→ EXERCISE REQUIREMENTS: Transcribe all of the records word for word, but omit the pictures.

→ DATASET:
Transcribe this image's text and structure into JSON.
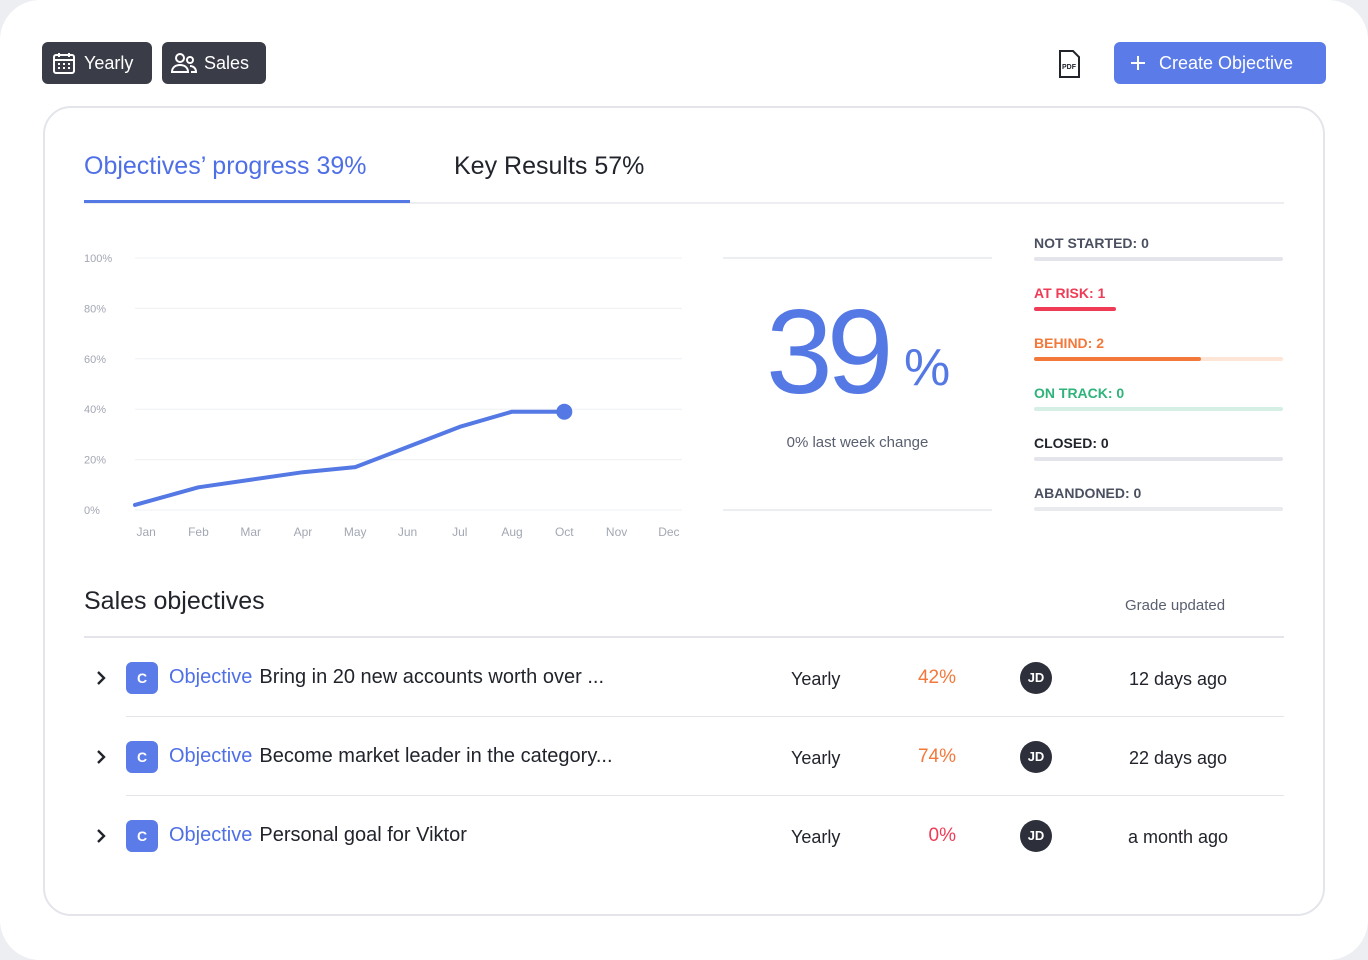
{
  "toolbar": {
    "filters": [
      "Yearly",
      "Sales"
    ],
    "pdf_label": "PDF",
    "create_button": "Create Objective"
  },
  "tabs": [
    "Objectives’ progress 39%",
    "Key Results 57%"
  ],
  "chart_data": {
    "type": "line",
    "categories": [
      "Jan",
      "Feb",
      "Mar",
      "Apr",
      "May",
      "Jun",
      "Jul",
      "Aug",
      "Oct",
      "Nov",
      "Dec"
    ],
    "values": [
      2,
      9,
      12,
      15,
      17,
      25,
      33,
      39,
      39,
      null,
      null
    ],
    "color": "#5478e4",
    "ylim": [
      0,
      100
    ],
    "yticks": [
      {
        "value": 0,
        "label": "0%"
      },
      {
        "value": 20,
        "label": "20%"
      },
      {
        "value": 40,
        "label": "40%"
      },
      {
        "value": 60,
        "label": "60%"
      },
      {
        "value": 80,
        "label": "80%"
      },
      {
        "value": 100,
        "label": "100%"
      }
    ],
    "grid": true
  },
  "summary": {
    "big_value": "39",
    "big_unit": "%",
    "change_label": "0% last week change"
  },
  "statuses": [
    {
      "label": "NOT STARTED: 0",
      "share": 0,
      "color": "#4b5060",
      "track": "#e3e5ea"
    },
    {
      "label": "AT RISK: 1",
      "share": 33,
      "color": "#ef3b55",
      "track": "#ffffff"
    },
    {
      "label": "BEHIND: 2",
      "share": 67,
      "color": "#f2793b",
      "track": "#fde6d8"
    },
    {
      "label": "ON TRACK: 0",
      "share": 0,
      "color": "#2fb37a",
      "track": "#d6efe4"
    },
    {
      "label": "CLOSED: 0",
      "share": 0,
      "color": "#22242c",
      "track": "#e3e5ea"
    },
    {
      "label": "ABANDONED: 0",
      "share": 0,
      "color": "#4b5060",
      "track": "#e8eaee"
    }
  ],
  "table": {
    "title": "Sales objectives",
    "column_header": "Grade updated",
    "rows": [
      {
        "badge": "C",
        "kind": "Objective",
        "title": "Bring in 20 new accounts worth over ...",
        "period": "Yearly",
        "progress": "42%",
        "progress_color": "#f2793b",
        "owner": "JD",
        "updated": "12 days ago"
      },
      {
        "badge": "C",
        "kind": "Objective",
        "title": "Become market leader in the category...",
        "period": "Yearly",
        "progress": "74%",
        "progress_color": "#f2793b",
        "owner": "JD",
        "updated": "22 days ago"
      },
      {
        "badge": "C",
        "kind": "Objective",
        "title": "Personal goal for Viktor",
        "period": "Yearly",
        "progress": "0%",
        "progress_color": "#ef3b55",
        "owner": "JD",
        "updated": "a month ago"
      }
    ]
  }
}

→ ANSWER TO THE PROBLEM:
Transcribe this image's text and structure into JSON.
{
  "toolbar": {
    "filters": [
      "Yearly",
      "Sales"
    ],
    "pdf_label": "PDF",
    "create_button": "Create Objective"
  },
  "tabs": [
    "Objectives’ progress 39%",
    "Key Results 57%"
  ],
  "chart_data": {
    "type": "line",
    "categories": [
      "Jan",
      "Feb",
      "Mar",
      "Apr",
      "May",
      "Jun",
      "Jul",
      "Aug",
      "Oct",
      "Nov",
      "Dec"
    ],
    "values": [
      2,
      9,
      12,
      15,
      17,
      25,
      33,
      39,
      39,
      null,
      null
    ],
    "color": "#5478e4",
    "ylim": [
      0,
      100
    ],
    "yticks": [
      {
        "value": 0,
        "label": "0%"
      },
      {
        "value": 20,
        "label": "20%"
      },
      {
        "value": 40,
        "label": "40%"
      },
      {
        "value": 60,
        "label": "60%"
      },
      {
        "value": 80,
        "label": "80%"
      },
      {
        "value": 100,
        "label": "100%"
      }
    ],
    "grid": true
  },
  "summary": {
    "big_value": "39",
    "big_unit": "%",
    "change_label": "0% last week change"
  },
  "statuses": [
    {
      "label": "NOT STARTED: 0",
      "share": 0,
      "color": "#4b5060",
      "track": "#e3e5ea"
    },
    {
      "label": "AT RISK: 1",
      "share": 33,
      "color": "#ef3b55",
      "track": "#ffffff"
    },
    {
      "label": "BEHIND: 2",
      "share": 67,
      "color": "#f2793b",
      "track": "#fde6d8"
    },
    {
      "label": "ON TRACK: 0",
      "share": 0,
      "color": "#2fb37a",
      "track": "#d6efe4"
    },
    {
      "label": "CLOSED: 0",
      "share": 0,
      "color": "#22242c",
      "track": "#e3e5ea"
    },
    {
      "label": "ABANDONED: 0",
      "share": 0,
      "color": "#4b5060",
      "track": "#e8eaee"
    }
  ],
  "table": {
    "title": "Sales objectives",
    "column_header": "Grade updated",
    "rows": [
      {
        "badge": "C",
        "kind": "Objective",
        "title": "Bring in 20 new accounts worth over ...",
        "period": "Yearly",
        "progress": "42%",
        "progress_color": "#f2793b",
        "owner": "JD",
        "updated": "12 days ago"
      },
      {
        "badge": "C",
        "kind": "Objective",
        "title": "Become market leader in the category...",
        "period": "Yearly",
        "progress": "74%",
        "progress_color": "#f2793b",
        "owner": "JD",
        "updated": "22 days ago"
      },
      {
        "badge": "C",
        "kind": "Objective",
        "title": "Personal goal for Viktor",
        "period": "Yearly",
        "progress": "0%",
        "progress_color": "#ef3b55",
        "owner": "JD",
        "updated": "a month ago"
      }
    ]
  }
}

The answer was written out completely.